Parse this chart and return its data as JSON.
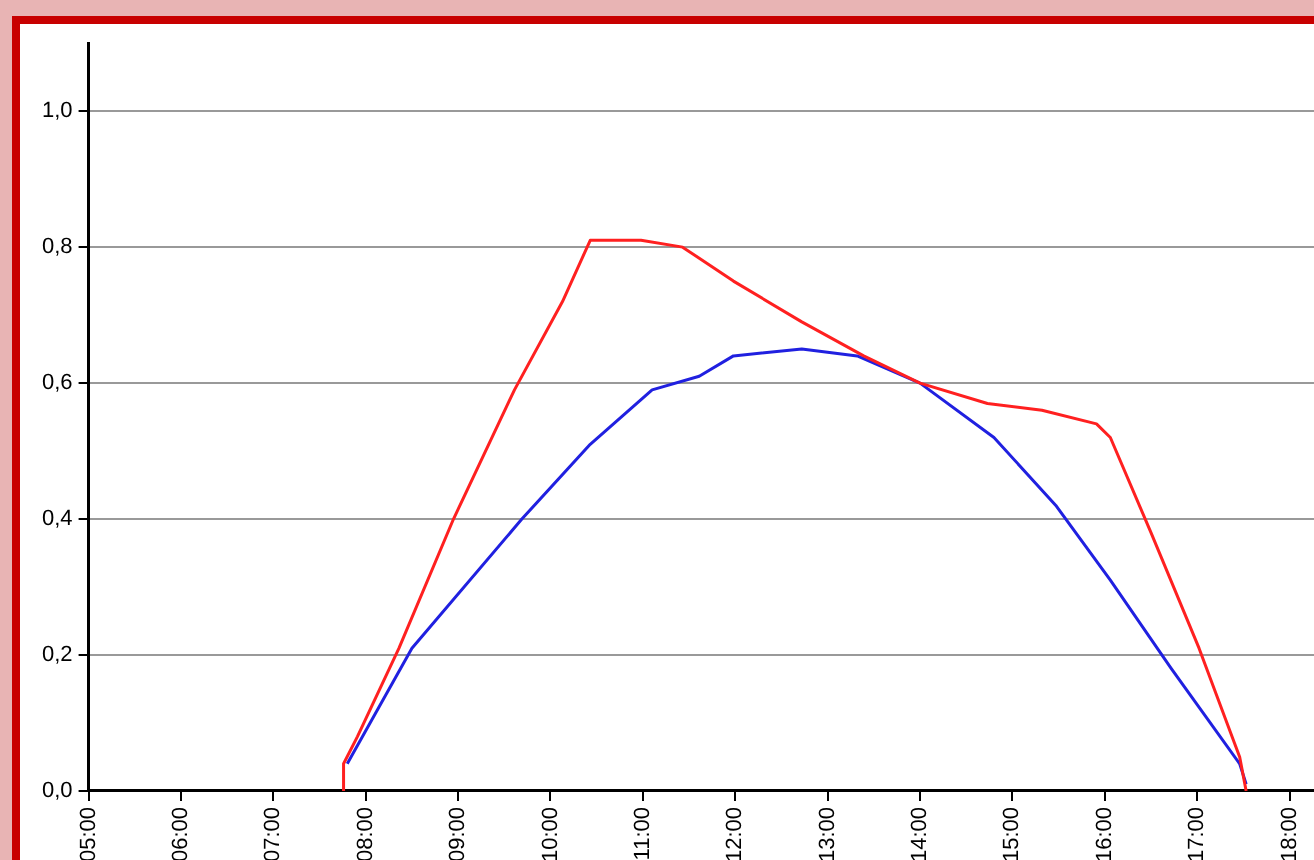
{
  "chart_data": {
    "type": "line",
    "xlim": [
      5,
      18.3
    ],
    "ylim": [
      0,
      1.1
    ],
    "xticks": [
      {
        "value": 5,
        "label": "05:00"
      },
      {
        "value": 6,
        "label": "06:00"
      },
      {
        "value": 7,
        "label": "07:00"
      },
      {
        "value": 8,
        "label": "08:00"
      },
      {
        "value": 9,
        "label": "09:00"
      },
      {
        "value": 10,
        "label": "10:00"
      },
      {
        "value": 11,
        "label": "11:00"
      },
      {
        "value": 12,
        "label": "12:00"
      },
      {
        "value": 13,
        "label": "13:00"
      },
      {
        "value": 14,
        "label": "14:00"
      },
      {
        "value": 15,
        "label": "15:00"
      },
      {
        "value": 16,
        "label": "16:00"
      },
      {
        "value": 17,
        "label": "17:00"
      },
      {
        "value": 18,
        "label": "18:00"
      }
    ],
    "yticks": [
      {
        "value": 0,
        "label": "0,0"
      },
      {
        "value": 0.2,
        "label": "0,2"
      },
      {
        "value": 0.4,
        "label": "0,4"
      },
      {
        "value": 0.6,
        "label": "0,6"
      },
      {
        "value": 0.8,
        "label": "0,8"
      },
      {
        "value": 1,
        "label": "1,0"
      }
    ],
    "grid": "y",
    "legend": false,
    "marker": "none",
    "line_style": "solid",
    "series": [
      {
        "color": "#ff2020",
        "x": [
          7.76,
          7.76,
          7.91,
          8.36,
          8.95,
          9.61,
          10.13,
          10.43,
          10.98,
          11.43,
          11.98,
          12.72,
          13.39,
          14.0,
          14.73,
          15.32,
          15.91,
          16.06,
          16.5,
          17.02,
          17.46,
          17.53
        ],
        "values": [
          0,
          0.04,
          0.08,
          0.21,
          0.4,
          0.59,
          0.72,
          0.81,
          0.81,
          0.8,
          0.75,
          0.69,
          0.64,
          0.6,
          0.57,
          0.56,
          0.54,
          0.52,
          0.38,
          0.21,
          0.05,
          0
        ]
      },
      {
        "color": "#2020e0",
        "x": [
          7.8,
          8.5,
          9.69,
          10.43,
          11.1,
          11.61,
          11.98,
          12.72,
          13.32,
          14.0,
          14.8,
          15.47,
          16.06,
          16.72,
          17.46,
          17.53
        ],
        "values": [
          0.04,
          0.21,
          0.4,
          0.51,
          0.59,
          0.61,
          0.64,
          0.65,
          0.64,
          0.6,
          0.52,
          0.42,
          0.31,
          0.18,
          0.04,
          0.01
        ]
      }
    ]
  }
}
++++++++
Images in the records should not be copied. Repeat all the rest exactly.

Parse this chart and return its data as JSON.
{
  "chart_data": {
    "type": "line",
    "xlim": [
      5,
      18.3
    ],
    "ylim": [
      0,
      1.1
    ],
    "xticks": [
      {
        "value": 5,
        "label": "05:00"
      },
      {
        "value": 6,
        "label": "06:00"
      },
      {
        "value": 7,
        "label": "07:00"
      },
      {
        "value": 8,
        "label": "08:00"
      },
      {
        "value": 9,
        "label": "09:00"
      },
      {
        "value": 10,
        "label": "10:00"
      },
      {
        "value": 11,
        "label": "11:00"
      },
      {
        "value": 12,
        "label": "12:00"
      },
      {
        "value": 13,
        "label": "13:00"
      },
      {
        "value": 14,
        "label": "14:00"
      },
      {
        "value": 15,
        "label": "15:00"
      },
      {
        "value": 16,
        "label": "16:00"
      },
      {
        "value": 17,
        "label": "17:00"
      },
      {
        "value": 18,
        "label": "18:00"
      }
    ],
    "yticks": [
      {
        "value": 0,
        "label": "0,0"
      },
      {
        "value": 0.2,
        "label": "0,2"
      },
      {
        "value": 0.4,
        "label": "0,4"
      },
      {
        "value": 0.6,
        "label": "0,6"
      },
      {
        "value": 0.8,
        "label": "0,8"
      },
      {
        "value": 1,
        "label": "1,0"
      }
    ],
    "grid": "y",
    "legend": false,
    "marker": "none",
    "line_style": "solid",
    "series": [
      {
        "color": "#ff2020",
        "x": [
          7.76,
          7.76,
          7.91,
          8.36,
          8.95,
          9.61,
          10.13,
          10.43,
          10.98,
          11.43,
          11.98,
          12.72,
          13.39,
          14.0,
          14.73,
          15.32,
          15.91,
          16.06,
          16.5,
          17.02,
          17.46,
          17.53
        ],
        "values": [
          0,
          0.04,
          0.08,
          0.21,
          0.4,
          0.59,
          0.72,
          0.81,
          0.81,
          0.8,
          0.75,
          0.69,
          0.64,
          0.6,
          0.57,
          0.56,
          0.54,
          0.52,
          0.38,
          0.21,
          0.05,
          0
        ]
      },
      {
        "color": "#2020e0",
        "x": [
          7.8,
          8.5,
          9.69,
          10.43,
          11.1,
          11.61,
          11.98,
          12.72,
          13.32,
          14.0,
          14.8,
          15.47,
          16.06,
          16.72,
          17.46,
          17.53
        ],
        "values": [
          0.04,
          0.21,
          0.4,
          0.51,
          0.59,
          0.61,
          0.64,
          0.65,
          0.64,
          0.6,
          0.52,
          0.42,
          0.31,
          0.18,
          0.04,
          0.01
        ]
      }
    ]
  }
}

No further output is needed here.